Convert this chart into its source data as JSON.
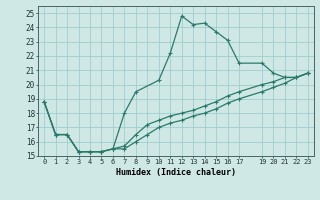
{
  "xlabel": "Humidex (Indice chaleur)",
  "ylabel": "",
  "background_color": "#cfe8e5",
  "grid_color": "#9ecece",
  "line_color": "#2a7a6a",
  "xlim": [
    -0.5,
    23.5
  ],
  "ylim": [
    15,
    25.5
  ],
  "xtick_vals": [
    0,
    1,
    2,
    3,
    4,
    5,
    6,
    7,
    8,
    9,
    10,
    11,
    12,
    13,
    14,
    15,
    16,
    17,
    19,
    20,
    21,
    22,
    23
  ],
  "xtick_labels": [
    "0",
    "1",
    "2",
    "3",
    "4",
    "5",
    "6",
    "7",
    "8",
    "9",
    "10",
    "11",
    "12",
    "13",
    "14",
    "15",
    "16",
    "17",
    "19",
    "20",
    "21",
    "22",
    "23"
  ],
  "ytick_vals": [
    15,
    16,
    17,
    18,
    19,
    20,
    21,
    22,
    23,
    24,
    25
  ],
  "ytick_labels": [
    "15",
    "16",
    "17",
    "18",
    "19",
    "20",
    "21",
    "22",
    "23",
    "24",
    "25"
  ],
  "line1_x": [
    0,
    1,
    2,
    3,
    4,
    5,
    6,
    7,
    8,
    10,
    11,
    12,
    13,
    14,
    15,
    16,
    17,
    19,
    20,
    21,
    22,
    23
  ],
  "line1_y": [
    18.8,
    16.5,
    16.5,
    15.3,
    15.3,
    15.3,
    15.5,
    18.0,
    19.5,
    20.3,
    22.2,
    24.8,
    24.2,
    24.3,
    23.7,
    23.1,
    21.5,
    21.5,
    20.8,
    20.5,
    20.5,
    20.8
  ],
  "line2_x": [
    0,
    1,
    2,
    3,
    4,
    5,
    6,
    7,
    8,
    9,
    10,
    11,
    12,
    13,
    14,
    15,
    16,
    17,
    19,
    20,
    21,
    22,
    23
  ],
  "line2_y": [
    18.8,
    16.5,
    16.5,
    15.3,
    15.3,
    15.3,
    15.5,
    15.7,
    16.5,
    17.2,
    17.5,
    17.8,
    18.0,
    18.2,
    18.5,
    18.8,
    19.2,
    19.5,
    20.0,
    20.2,
    20.5,
    20.5,
    20.8
  ],
  "line3_x": [
    0,
    1,
    2,
    3,
    4,
    5,
    6,
    7,
    8,
    9,
    10,
    11,
    12,
    13,
    14,
    15,
    16,
    17,
    19,
    20,
    21,
    22,
    23
  ],
  "line3_y": [
    18.8,
    16.5,
    16.5,
    15.3,
    15.3,
    15.3,
    15.5,
    15.5,
    16.0,
    16.5,
    17.0,
    17.3,
    17.5,
    17.8,
    18.0,
    18.3,
    18.7,
    19.0,
    19.5,
    19.8,
    20.1,
    20.5,
    20.8
  ]
}
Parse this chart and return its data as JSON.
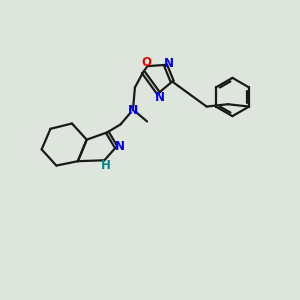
{
  "bg_color": "#dde5dd",
  "bond_color": "#1a1a1a",
  "n_color": "#0000ee",
  "o_color": "#ee0000",
  "nh_color": "#008888",
  "line_width": 1.6,
  "font_size": 8.5,
  "figsize": [
    3.0,
    3.0
  ],
  "dpi": 100,
  "xlim": [
    0,
    10
  ],
  "ylim": [
    0,
    10
  ]
}
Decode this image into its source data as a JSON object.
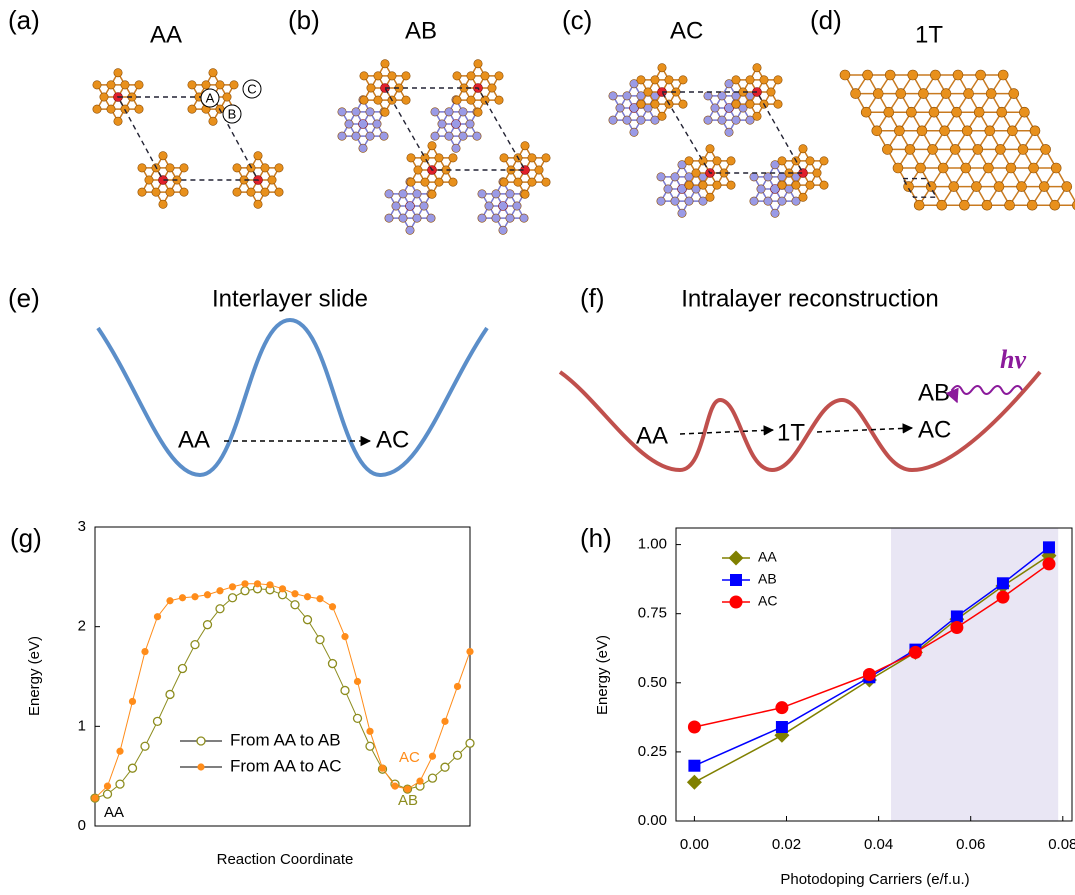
{
  "panels": {
    "a": {
      "label": "(a)",
      "title": "AA",
      "sites": [
        "A",
        "B",
        "C"
      ]
    },
    "b": {
      "label": "(b)",
      "title": "AB"
    },
    "c": {
      "label": "(c)",
      "title": "AC"
    },
    "d": {
      "label": "(d)",
      "title": "1T"
    },
    "e": {
      "label": "(e)",
      "title": "Interlayer slide",
      "states": [
        "AA",
        "AC"
      ]
    },
    "f": {
      "label": "(f)",
      "title": "Intralayer reconstruction",
      "photon": "hv",
      "states": [
        "AA",
        "1T",
        "AB",
        "AC"
      ]
    }
  },
  "chart_data": [
    {
      "type": "line",
      "panel_label": "(g)",
      "xlabel": "Reaction Coordinate",
      "ylabel": "Energy (eV)",
      "ylim": [
        0,
        3
      ],
      "yticks": [
        0,
        1,
        2,
        3
      ],
      "series": [
        {
          "name": "From AA to AB",
          "color": "#8c8c1e",
          "marker": "open-circle",
          "values": [
            0.28,
            0.32,
            0.42,
            0.58,
            0.8,
            1.05,
            1.32,
            1.58,
            1.82,
            2.02,
            2.18,
            2.29,
            2.36,
            2.38,
            2.37,
            2.32,
            2.22,
            2.07,
            1.87,
            1.63,
            1.36,
            1.08,
            0.8,
            0.57,
            0.42,
            0.37,
            0.4,
            0.48,
            0.59,
            0.71,
            0.83
          ]
        },
        {
          "name": "From AA to AC",
          "color": "#ff8c1a",
          "marker": "filled-circle",
          "values": [
            0.28,
            0.4,
            0.75,
            1.25,
            1.75,
            2.1,
            2.26,
            2.29,
            2.3,
            2.32,
            2.36,
            2.4,
            2.43,
            2.43,
            2.42,
            2.38,
            2.33,
            2.3,
            2.28,
            2.2,
            1.9,
            1.45,
            0.95,
            0.58,
            0.4,
            0.37,
            0.45,
            0.7,
            1.05,
            1.4,
            1.75
          ]
        }
      ],
      "annotations": [
        {
          "text": "AA",
          "color": "#000000"
        },
        {
          "text": "AC",
          "color": "#ff8c1a"
        },
        {
          "text": "AB",
          "color": "#8c8c1e"
        }
      ]
    },
    {
      "type": "line",
      "panel_label": "(h)",
      "xlabel": "Photodoping Carriers (e/f.u.)",
      "ylabel": "Energy (eV)",
      "x": [
        0,
        0.019,
        0.038,
        0.048,
        0.057,
        0.067,
        0.077
      ],
      "xlim": [
        -0.004,
        0.082
      ],
      "xticks": [
        {
          "value": 0,
          "label": "0.00"
        },
        {
          "value": 0.02,
          "label": "0.02"
        },
        {
          "value": 0.04,
          "label": "0.04"
        },
        {
          "value": 0.06,
          "label": "0.06"
        },
        {
          "value": 0.08,
          "label": "0.08"
        }
      ],
      "ylim": [
        0,
        1.06
      ],
      "yticks": [
        {
          "value": 0,
          "label": "0.00"
        },
        {
          "value": 0.25,
          "label": "0.25"
        },
        {
          "value": 0.5,
          "label": "0.50"
        },
        {
          "value": 0.75,
          "label": "0.75"
        },
        {
          "value": 1,
          "label": "1.00"
        }
      ],
      "shaded_x": [
        0.0427,
        0.079
      ],
      "legend": "upper-left",
      "series": [
        {
          "name": "AA",
          "color": "#808000",
          "marker": "diamond",
          "values": [
            0.14,
            0.31,
            0.51,
            0.61,
            0.73,
            0.85,
            0.96
          ]
        },
        {
          "name": "AB",
          "color": "#0000ff",
          "marker": "square",
          "values": [
            0.2,
            0.34,
            0.52,
            0.62,
            0.74,
            0.86,
            0.99
          ]
        },
        {
          "name": "AC",
          "color": "#ff0000",
          "marker": "circle",
          "values": [
            0.34,
            0.41,
            0.53,
            0.61,
            0.7,
            0.81,
            0.93
          ]
        }
      ]
    }
  ]
}
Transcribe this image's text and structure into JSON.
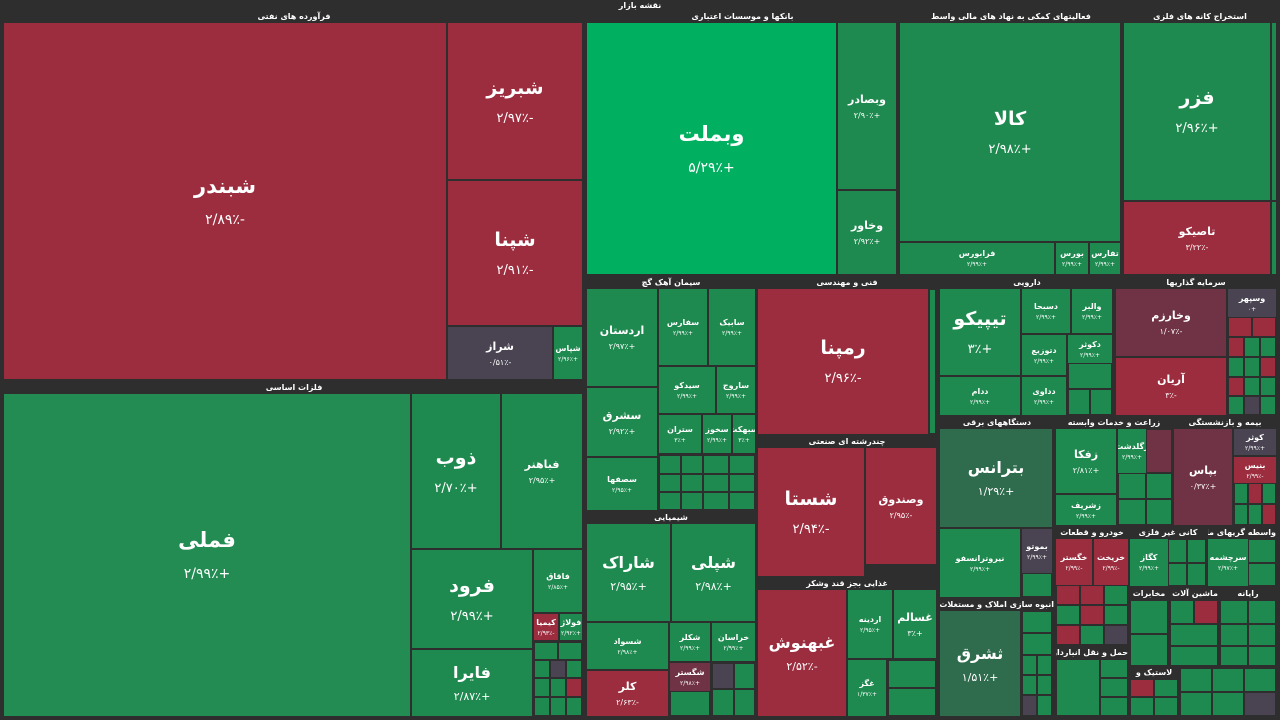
{
  "title": "نقشه بازار",
  "sectors": {
    "oil": "فرآورده های نفتی",
    "banks": "بانکها و موسسات اعتباری",
    "financial": "فعالیتهای کمکی به نهاد های مالی واسط",
    "metal_mining": "استخراج کانه های فلزی",
    "basic_metals": "فلزات اساسی",
    "cement": "سیمان آهک گچ",
    "engineering": "فنی و مهندسی",
    "pharma": "دارویی",
    "investments": "سرمایه گذاریها",
    "multi_industry": "چندرشته ای صنعتی",
    "chemicals": "شیمیایی",
    "food": "غذایی بجز قند وشکر",
    "electric": "دستگاههای برقی",
    "agriculture": "زراعت و خدمات وابسته",
    "insurance": "بیمه و بازنشستگی",
    "auto": "خودرو و قطعات",
    "nonmetal_minerals": "کانی غیر فلزی",
    "financial_intermediaries": "واسطه گریهای مالی و",
    "real_estate": "انبوه سازی املاک و مستغلات",
    "telecom": "مخابرات",
    "machinery": "ماشین آلات و",
    "computer": "رایانه",
    "transport": "حمل و نقل انبارداری و",
    "rubber": "لاستیک و"
  },
  "tiles": {
    "shabandar": {
      "symbol": "شبندر",
      "change": "-۲/۸۹٪"
    },
    "shabriz": {
      "symbol": "شبریز",
      "change": "-۲/۹۷٪"
    },
    "shepna": {
      "symbol": "شپنا",
      "change": "-۲/۹۱٪"
    },
    "shiraz": {
      "symbol": "شراز",
      "change": "-۰/۵۱٪"
    },
    "shepas": {
      "symbol": "شپاس",
      "change": "+۲/۹۶٪"
    },
    "vabmellat": {
      "symbol": "وبملت",
      "change": "+۵/۲۹٪"
    },
    "vebsader": {
      "symbol": "وبصادر",
      "change": "+۲/۹۰٪"
    },
    "vkhavar": {
      "symbol": "وخاور",
      "change": "+۲/۹۲٪"
    },
    "kala": {
      "symbol": "کالا",
      "change": "+۲/۹۸٪"
    },
    "farabourse": {
      "symbol": "فرابورس",
      "change": "+۲/۹۹٪"
    },
    "bourse": {
      "symbol": "بورس",
      "change": "+۲/۹۹٪"
    },
    "tafars": {
      "symbol": "تفارس",
      "change": "+۲/۹۹٪"
    },
    "fazar": {
      "symbol": "فزر",
      "change": "+۲/۹۶٪"
    },
    "tasiko": {
      "symbol": "تاصیکو",
      "change": "-۳/۲۲٪"
    },
    "fameli": {
      "symbol": "فملی",
      "change": "+۲/۹۹٪"
    },
    "zob": {
      "symbol": "ذوب",
      "change": "+۲/۷۰٪"
    },
    "fabahonar": {
      "symbol": "فباهنر",
      "change": "+۲/۹۵٪"
    },
    "foroud": {
      "symbol": "فرود",
      "change": "+۲/۹۹٪"
    },
    "faghagh": {
      "symbol": "فاقاق",
      "change": "+۲/۸۵٪"
    },
    "faira": {
      "symbol": "فایرا",
      "change": "+۲/۸۷٪"
    },
    "kimia": {
      "symbol": "کیمیا",
      "change": "-۲/۹۳٪"
    },
    "folaz": {
      "symbol": "فولاژ",
      "change": "+۲/۹۲٪"
    },
    "ardestan": {
      "symbol": "اردستان",
      "change": "+۲/۹۷٪"
    },
    "sefars": {
      "symbol": "سفارس",
      "change": "+۲/۹۹٪"
    },
    "sabik": {
      "symbol": "سابیک",
      "change": "+۲/۹۹٪"
    },
    "sesharq": {
      "symbol": "سشرق",
      "change": "+۲/۹۲٪"
    },
    "sidko": {
      "symbol": "سیدکو",
      "change": "+۲/۹۹٪"
    },
    "sarouj": {
      "symbol": "ساروج",
      "change": "+۲/۹۹٪"
    },
    "sesofaha": {
      "symbol": "سصفها",
      "change": "+۲/۹۵٪"
    },
    "setran": {
      "symbol": "ستران",
      "change": "+۳٪"
    },
    "sekhoz": {
      "symbol": "سخوز",
      "change": "+۲/۹۹٪"
    },
    "sebhekt": {
      "symbol": "سبهکت",
      "change": "+۳٪"
    },
    "ramepna": {
      "symbol": "رمپنا",
      "change": "-۲/۹۶٪"
    },
    "tipiko": {
      "symbol": "تیپیکو",
      "change": "+۳٪"
    },
    "dasobha": {
      "symbol": "دسبحا",
      "change": "+۲/۹۹٪"
    },
    "valber": {
      "symbol": "والبر",
      "change": "+۲/۹۹٪"
    },
    "dalor": {
      "symbol": "دلر",
      "change": "+۲/۹۹٪"
    },
    "doturiz": {
      "symbol": "دتوزیع",
      "change": "+۲/۹۹٪"
    },
    "dkosar": {
      "symbol": "دکوثر",
      "change": "+۲/۹۹٪"
    },
    "dadam": {
      "symbol": "ددام",
      "change": "+۲/۹۹٪"
    },
    "dadarou": {
      "symbol": "دداوی",
      "change": "+۲/۹۹٪"
    },
    "vkharazm": {
      "symbol": "وخارزم",
      "change": "-۱/۰۷٪"
    },
    "arian": {
      "symbol": "آریان",
      "change": "-۳٪"
    },
    "vesapa": {
      "symbol": "وسپهر",
      "change": "+۰"
    },
    "shasta": {
      "symbol": "شستا",
      "change": "-۲/۹۴٪"
    },
    "vesandough": {
      "symbol": "وصندوق",
      "change": "-۲/۹۵٪"
    },
    "sharak": {
      "symbol": "شاراک",
      "change": "+۲/۹۵٪"
    },
    "shepli": {
      "symbol": "شپلی",
      "change": "+۲/۹۸٪"
    },
    "shesavad": {
      "symbol": "شسواد",
      "change": "+۲/۹۸٪"
    },
    "shakol": {
      "symbol": "شکلر",
      "change": "+۲/۹۹٪"
    },
    "khorasan": {
      "symbol": "خراسان",
      "change": "+۲/۹۹٪"
    },
    "kalar": {
      "symbol": "کلر",
      "change": "-۲/۶۳٪"
    },
    "shegostar": {
      "symbol": "شگستر",
      "change": "+۲/۹۸٪"
    },
    "ghebnoush": {
      "symbol": "غبهنوش",
      "change": "-۲/۵۲٪"
    },
    "ardineh": {
      "symbol": "اردینه",
      "change": "+۲/۹۵٪"
    },
    "ghesalam": {
      "symbol": "غسالم",
      "change": "+۳٪"
    },
    "ghegaz": {
      "symbol": "غگز",
      "change": "+۱/۳۷٪"
    },
    "batrans": {
      "symbol": "بترانس",
      "change": "+۱/۲۹٪"
    },
    "niroutransfo": {
      "symbol": "نیروترانسفو",
      "change": "+۲/۹۹٪"
    },
    "bemoto": {
      "symbol": "بموتو",
      "change": "+۲/۹۹٪"
    },
    "zakoka": {
      "symbol": "زفکا",
      "change": "+۲/۸۱٪"
    },
    "zagaldasht": {
      "symbol": "زگلدشت",
      "change": "+۲/۹۹٪"
    },
    "zeshrifi": {
      "symbol": "زشریف",
      "change": "+۲/۹۹٪"
    },
    "bapas": {
      "symbol": "بپاس",
      "change": "+۰/۳۷٪"
    },
    "kowsar": {
      "symbol": "کوثر",
      "change": "+۲/۹۹٪"
    },
    "baniz": {
      "symbol": "بنیس",
      "change": "-۲/۹۹٪"
    },
    "khodro_a": {
      "symbol": "خگستر",
      "change": "-۲/۹۹٪"
    },
    "khodro_b": {
      "symbol": "خریخت",
      "change": "-۲/۹۹٪"
    },
    "tashraq": {
      "symbol": "ثشرق",
      "change": "+۱/۵۱٪"
    },
    "kegaz": {
      "symbol": "کگاز",
      "change": "+۲/۹۹٪"
    },
    "vesharq": {
      "symbol": "سرچشمه",
      "change": "+۲/۹۷٪"
    }
  }
}
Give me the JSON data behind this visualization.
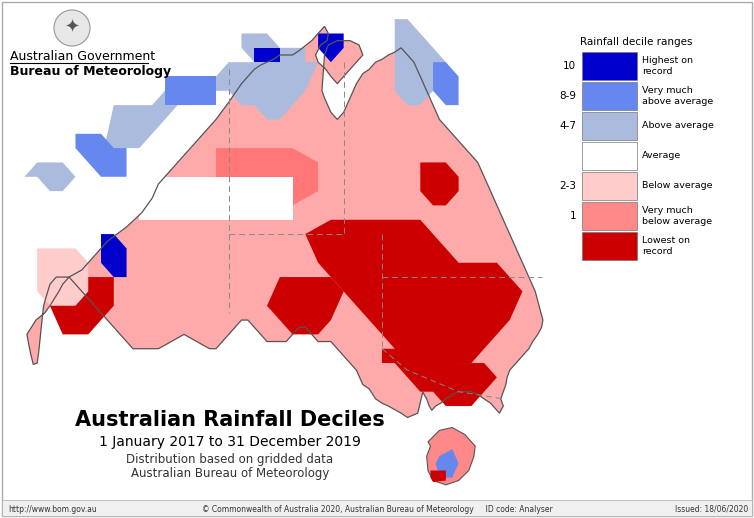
{
  "title": "Australian Rainfall Deciles",
  "subtitle1": "1 January 2017 to 31 December 2019",
  "subtitle2": "Distribution based on gridded data",
  "subtitle3": "Australian Bureau of Meteorology",
  "legend_title": "Rainfall decile ranges",
  "legend_labels": [
    "Highest on\nrecord",
    "Very much\nabove average",
    "Above average",
    "Average",
    "Below average",
    "Very much\nbelow average",
    "Lowest on\nrecord"
  ],
  "legend_colors": [
    "#0000cc",
    "#6688ee",
    "#aabbdd",
    "#ffffff",
    "#ffcccc",
    "#ff8888",
    "#cc0000"
  ],
  "legend_decile_nums": [
    "10",
    "8-9",
    "4-7",
    "2-3",
    "1"
  ],
  "legend_decile_indices": [
    0,
    1,
    3,
    4,
    5
  ],
  "footer_left": "http://www.bom.gov.au",
  "footer_center": "© Commonwealth of Australia 2020, Australian Bureau of Meteorology     ID code: Analyser",
  "footer_right": "Issued: 18/06/2020",
  "gov_text1": "Australian Government",
  "gov_text2": "Bureau of Meteorology",
  "bg_color": "#ffffff"
}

══════════════════════════════

> Work to do: Select from the material above each line in which the string "into" appears, and list those lines.

> Task output:
Convert this chart into its source data as JSON.
Decode this image into its source data as a JSON object.
Transcribe this image's text and structure into JSON.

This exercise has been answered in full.